Transcribe the entries below exactly; leave every image out.

SUPPLIED RECORDS »
· · ·

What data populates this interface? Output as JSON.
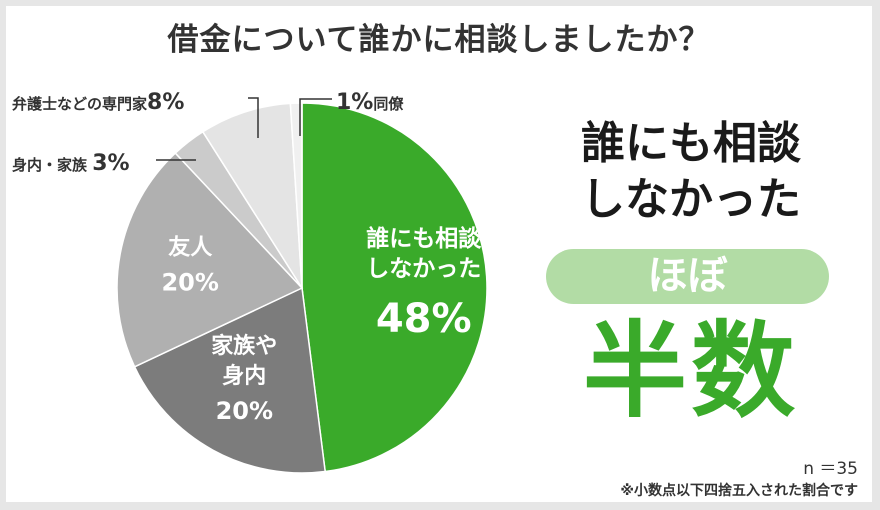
{
  "chart_data": {
    "type": "pie",
    "title": "借金について誰かに相談しましたか？",
    "slices": [
      {
        "label": "誰にも相談しなかった",
        "lines": [
          "誰にも相談",
          "しなかった"
        ],
        "percent_label": "48%",
        "value": 48,
        "color": "#3aaa2a",
        "text_color": "#ffffff"
      },
      {
        "label": "家族や身内",
        "lines": [
          "家族や",
          "身内"
        ],
        "percent_label": "20%",
        "value": 20,
        "color": "#7c7c7c",
        "text_color": "#ffffff"
      },
      {
        "label": "友人",
        "lines": [
          "友人"
        ],
        "percent_label": "20%",
        "value": 20,
        "color": "#b0b0b0",
        "text_color": "#ffffff"
      },
      {
        "label": "身内・家族",
        "lines": [],
        "percent_label": "3%",
        "value": 3,
        "color": "#cbcbcb",
        "text_color": "#333333"
      },
      {
        "label": "弁護士などの専門家",
        "lines": [],
        "percent_label": "8%",
        "value": 8,
        "color": "#e4e4e4",
        "text_color": "#333333"
      },
      {
        "label": "同僚",
        "lines": [],
        "percent_label": "1%",
        "value": 1,
        "color": "#f0f0f0",
        "text_color": "#333333"
      }
    ]
  },
  "external_labels": {
    "bengoshi": {
      "name": "弁護士などの専門家",
      "pct": "8%"
    },
    "miuchi": {
      "name": "身内・家族",
      "pct": "3%"
    },
    "douryou": {
      "pct": "1%",
      "name": "同僚"
    }
  },
  "headline": {
    "line1": "誰にも相談",
    "line2": "しなかった",
    "pill": "ほぼ",
    "big": "半数"
  },
  "footer": {
    "n": "n ＝35",
    "note": "※小数点以下四捨五入された割合です"
  },
  "colors": {
    "accent": "#3aaa2a",
    "pill_bg": "#b2dca5"
  }
}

· · ·

RESULT FOR THIS TASK »
What data populates this interface? Output as JSON.
{
  "chart_data": {
    "type": "pie",
    "title": "借金について誰かに相談しましたか？",
    "slices": [
      {
        "label": "誰にも相談しなかった",
        "lines": [
          "誰にも相談",
          "しなかった"
        ],
        "percent_label": "48%",
        "value": 48,
        "color": "#3aaa2a",
        "text_color": "#ffffff"
      },
      {
        "label": "家族や身内",
        "lines": [
          "家族や",
          "身内"
        ],
        "percent_label": "20%",
        "value": 20,
        "color": "#7c7c7c",
        "text_color": "#ffffff"
      },
      {
        "label": "友人",
        "lines": [
          "友人"
        ],
        "percent_label": "20%",
        "value": 20,
        "color": "#b0b0b0",
        "text_color": "#ffffff"
      },
      {
        "label": "身内・家族",
        "lines": [],
        "percent_label": "3%",
        "value": 3,
        "color": "#cbcbcb",
        "text_color": "#333333"
      },
      {
        "label": "弁護士などの専門家",
        "lines": [],
        "percent_label": "8%",
        "value": 8,
        "color": "#e4e4e4",
        "text_color": "#333333"
      },
      {
        "label": "同僚",
        "lines": [],
        "percent_label": "1%",
        "value": 1,
        "color": "#f0f0f0",
        "text_color": "#333333"
      }
    ]
  },
  "external_labels": {
    "bengoshi": {
      "name": "弁護士などの専門家",
      "pct": "8%"
    },
    "miuchi": {
      "name": "身内・家族",
      "pct": "3%"
    },
    "douryou": {
      "pct": "1%",
      "name": "同僚"
    }
  },
  "headline": {
    "line1": "誰にも相談",
    "line2": "しなかった",
    "pill": "ほぼ",
    "big": "半数"
  },
  "footer": {
    "n": "n ＝35",
    "note": "※小数点以下四捨五入された割合です"
  },
  "colors": {
    "accent": "#3aaa2a",
    "pill_bg": "#b2dca5"
  }
}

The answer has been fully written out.